* **Data entries**:
[start]

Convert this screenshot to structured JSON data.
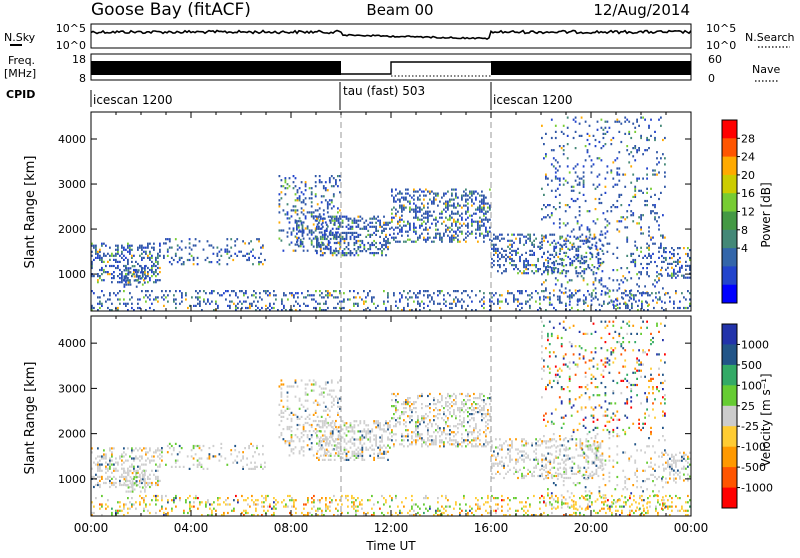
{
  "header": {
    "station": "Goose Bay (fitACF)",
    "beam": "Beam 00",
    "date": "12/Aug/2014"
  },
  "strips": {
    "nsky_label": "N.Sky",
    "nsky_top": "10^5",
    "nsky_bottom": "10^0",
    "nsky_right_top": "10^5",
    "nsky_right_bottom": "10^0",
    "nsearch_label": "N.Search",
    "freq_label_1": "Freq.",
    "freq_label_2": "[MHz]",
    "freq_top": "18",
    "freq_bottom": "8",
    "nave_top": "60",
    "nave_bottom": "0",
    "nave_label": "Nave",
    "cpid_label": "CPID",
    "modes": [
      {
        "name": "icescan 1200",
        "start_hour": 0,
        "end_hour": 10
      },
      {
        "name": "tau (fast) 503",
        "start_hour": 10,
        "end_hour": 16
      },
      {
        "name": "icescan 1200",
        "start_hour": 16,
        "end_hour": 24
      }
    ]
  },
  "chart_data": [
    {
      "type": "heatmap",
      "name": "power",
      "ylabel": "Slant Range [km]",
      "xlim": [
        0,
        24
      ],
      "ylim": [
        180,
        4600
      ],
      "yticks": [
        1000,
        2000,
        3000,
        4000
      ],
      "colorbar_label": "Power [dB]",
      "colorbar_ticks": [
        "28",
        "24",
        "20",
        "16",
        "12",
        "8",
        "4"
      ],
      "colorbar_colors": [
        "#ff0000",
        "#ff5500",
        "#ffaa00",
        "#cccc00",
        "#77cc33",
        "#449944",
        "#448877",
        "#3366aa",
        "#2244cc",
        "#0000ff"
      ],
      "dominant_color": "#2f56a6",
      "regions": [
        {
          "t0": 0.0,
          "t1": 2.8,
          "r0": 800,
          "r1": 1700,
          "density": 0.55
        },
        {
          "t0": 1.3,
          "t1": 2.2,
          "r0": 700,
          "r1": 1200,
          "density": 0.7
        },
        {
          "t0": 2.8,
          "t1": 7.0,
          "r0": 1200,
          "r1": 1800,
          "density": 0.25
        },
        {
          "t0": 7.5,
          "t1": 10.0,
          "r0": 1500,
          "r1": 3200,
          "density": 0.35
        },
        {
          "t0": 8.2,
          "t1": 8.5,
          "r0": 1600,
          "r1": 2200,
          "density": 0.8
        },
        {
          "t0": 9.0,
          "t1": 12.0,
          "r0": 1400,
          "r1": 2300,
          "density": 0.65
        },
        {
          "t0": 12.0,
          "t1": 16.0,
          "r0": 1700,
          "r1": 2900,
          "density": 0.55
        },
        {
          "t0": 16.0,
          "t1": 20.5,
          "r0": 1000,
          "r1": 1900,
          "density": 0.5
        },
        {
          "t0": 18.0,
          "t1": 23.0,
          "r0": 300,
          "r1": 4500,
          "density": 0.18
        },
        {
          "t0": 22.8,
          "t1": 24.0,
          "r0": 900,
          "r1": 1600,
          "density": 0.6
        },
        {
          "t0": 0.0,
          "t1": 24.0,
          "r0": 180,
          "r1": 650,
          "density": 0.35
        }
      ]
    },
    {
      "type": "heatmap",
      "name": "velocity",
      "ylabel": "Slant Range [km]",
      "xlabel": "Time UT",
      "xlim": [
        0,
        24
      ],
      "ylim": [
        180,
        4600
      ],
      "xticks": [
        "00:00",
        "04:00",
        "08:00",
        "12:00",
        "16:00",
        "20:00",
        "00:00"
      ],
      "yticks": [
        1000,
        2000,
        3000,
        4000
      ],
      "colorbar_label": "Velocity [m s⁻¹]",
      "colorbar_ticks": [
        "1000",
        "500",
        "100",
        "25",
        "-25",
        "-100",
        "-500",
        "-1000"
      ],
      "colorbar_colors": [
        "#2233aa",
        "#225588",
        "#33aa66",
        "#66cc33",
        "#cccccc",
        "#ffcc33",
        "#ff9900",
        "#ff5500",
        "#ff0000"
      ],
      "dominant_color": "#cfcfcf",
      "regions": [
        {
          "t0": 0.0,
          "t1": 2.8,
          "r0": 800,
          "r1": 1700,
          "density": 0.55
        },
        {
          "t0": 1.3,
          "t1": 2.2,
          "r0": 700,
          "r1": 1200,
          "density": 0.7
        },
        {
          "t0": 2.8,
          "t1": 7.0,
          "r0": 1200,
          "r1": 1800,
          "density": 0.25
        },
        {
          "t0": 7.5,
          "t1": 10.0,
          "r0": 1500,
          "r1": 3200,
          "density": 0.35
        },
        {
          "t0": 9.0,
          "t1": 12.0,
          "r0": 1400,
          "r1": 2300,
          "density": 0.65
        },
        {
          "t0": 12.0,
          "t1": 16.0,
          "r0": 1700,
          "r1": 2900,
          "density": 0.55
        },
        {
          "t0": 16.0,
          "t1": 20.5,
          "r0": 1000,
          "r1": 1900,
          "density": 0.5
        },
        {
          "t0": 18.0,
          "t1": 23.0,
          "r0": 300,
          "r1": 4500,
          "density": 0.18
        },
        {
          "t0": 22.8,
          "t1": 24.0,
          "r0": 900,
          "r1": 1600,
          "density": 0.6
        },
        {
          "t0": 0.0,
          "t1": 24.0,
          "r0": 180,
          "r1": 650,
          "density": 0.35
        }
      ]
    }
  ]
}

[end]

* **Exercise aim**:
Output an exact copy of the material, with the pictures removed.

* **Expected output**:
Convert this screenshot to structured JSON data.
{
  "header": {
    "station": "Goose Bay (fitACF)",
    "beam": "Beam 00",
    "date": "12/Aug/2014"
  },
  "strips": {
    "nsky_label": "N.Sky",
    "nsky_top": "10^5",
    "nsky_bottom": "10^0",
    "nsky_right_top": "10^5",
    "nsky_right_bottom": "10^0",
    "nsearch_label": "N.Search",
    "freq_label_1": "Freq.",
    "freq_label_2": "[MHz]",
    "freq_top": "18",
    "freq_bottom": "8",
    "nave_top": "60",
    "nave_bottom": "0",
    "nave_label": "Nave",
    "cpid_label": "CPID",
    "modes": [
      {
        "name": "icescan 1200",
        "start_hour": 0,
        "end_hour": 10
      },
      {
        "name": "tau (fast) 503",
        "start_hour": 10,
        "end_hour": 16
      },
      {
        "name": "icescan 1200",
        "start_hour": 16,
        "end_hour": 24
      }
    ]
  },
  "chart_data": [
    {
      "type": "heatmap",
      "name": "power",
      "ylabel": "Slant Range [km]",
      "xlim": [
        0,
        24
      ],
      "ylim": [
        180,
        4600
      ],
      "yticks": [
        1000,
        2000,
        3000,
        4000
      ],
      "colorbar_label": "Power [dB]",
      "colorbar_ticks": [
        "28",
        "24",
        "20",
        "16",
        "12",
        "8",
        "4"
      ],
      "colorbar_colors": [
        "#ff0000",
        "#ff5500",
        "#ffaa00",
        "#cccc00",
        "#77cc33",
        "#449944",
        "#448877",
        "#3366aa",
        "#2244cc",
        "#0000ff"
      ],
      "dominant_color": "#2f56a6",
      "regions": [
        {
          "t0": 0.0,
          "t1": 2.8,
          "r0": 800,
          "r1": 1700,
          "density": 0.55
        },
        {
          "t0": 1.3,
          "t1": 2.2,
          "r0": 700,
          "r1": 1200,
          "density": 0.7
        },
        {
          "t0": 2.8,
          "t1": 7.0,
          "r0": 1200,
          "r1": 1800,
          "density": 0.25
        },
        {
          "t0": 7.5,
          "t1": 10.0,
          "r0": 1500,
          "r1": 3200,
          "density": 0.35
        },
        {
          "t0": 8.2,
          "t1": 8.5,
          "r0": 1600,
          "r1": 2200,
          "density": 0.8
        },
        {
          "t0": 9.0,
          "t1": 12.0,
          "r0": 1400,
          "r1": 2300,
          "density": 0.65
        },
        {
          "t0": 12.0,
          "t1": 16.0,
          "r0": 1700,
          "r1": 2900,
          "density": 0.55
        },
        {
          "t0": 16.0,
          "t1": 20.5,
          "r0": 1000,
          "r1": 1900,
          "density": 0.5
        },
        {
          "t0": 18.0,
          "t1": 23.0,
          "r0": 300,
          "r1": 4500,
          "density": 0.18
        },
        {
          "t0": 22.8,
          "t1": 24.0,
          "r0": 900,
          "r1": 1600,
          "density": 0.6
        },
        {
          "t0": 0.0,
          "t1": 24.0,
          "r0": 180,
          "r1": 650,
          "density": 0.35
        }
      ]
    },
    {
      "type": "heatmap",
      "name": "velocity",
      "ylabel": "Slant Range [km]",
      "xlabel": "Time UT",
      "xlim": [
        0,
        24
      ],
      "ylim": [
        180,
        4600
      ],
      "xticks": [
        "00:00",
        "04:00",
        "08:00",
        "12:00",
        "16:00",
        "20:00",
        "00:00"
      ],
      "yticks": [
        1000,
        2000,
        3000,
        4000
      ],
      "colorbar_label": "Velocity [m s⁻¹]",
      "colorbar_ticks": [
        "1000",
        "500",
        "100",
        "25",
        "-25",
        "-100",
        "-500",
        "-1000"
      ],
      "colorbar_colors": [
        "#2233aa",
        "#225588",
        "#33aa66",
        "#66cc33",
        "#cccccc",
        "#ffcc33",
        "#ff9900",
        "#ff5500",
        "#ff0000"
      ],
      "dominant_color": "#cfcfcf",
      "regions": [
        {
          "t0": 0.0,
          "t1": 2.8,
          "r0": 800,
          "r1": 1700,
          "density": 0.55
        },
        {
          "t0": 1.3,
          "t1": 2.2,
          "r0": 700,
          "r1": 1200,
          "density": 0.7
        },
        {
          "t0": 2.8,
          "t1": 7.0,
          "r0": 1200,
          "r1": 1800,
          "density": 0.25
        },
        {
          "t0": 7.5,
          "t1": 10.0,
          "r0": 1500,
          "r1": 3200,
          "density": 0.35
        },
        {
          "t0": 9.0,
          "t1": 12.0,
          "r0": 1400,
          "r1": 2300,
          "density": 0.65
        },
        {
          "t0": 12.0,
          "t1": 16.0,
          "r0": 1700,
          "r1": 2900,
          "density": 0.55
        },
        {
          "t0": 16.0,
          "t1": 20.5,
          "r0": 1000,
          "r1": 1900,
          "density": 0.5
        },
        {
          "t0": 18.0,
          "t1": 23.0,
          "r0": 300,
          "r1": 4500,
          "density": 0.18
        },
        {
          "t0": 22.8,
          "t1": 24.0,
          "r0": 900,
          "r1": 1600,
          "density": 0.6
        },
        {
          "t0": 0.0,
          "t1": 24.0,
          "r0": 180,
          "r1": 650,
          "density": 0.35
        }
      ]
    }
  ]
}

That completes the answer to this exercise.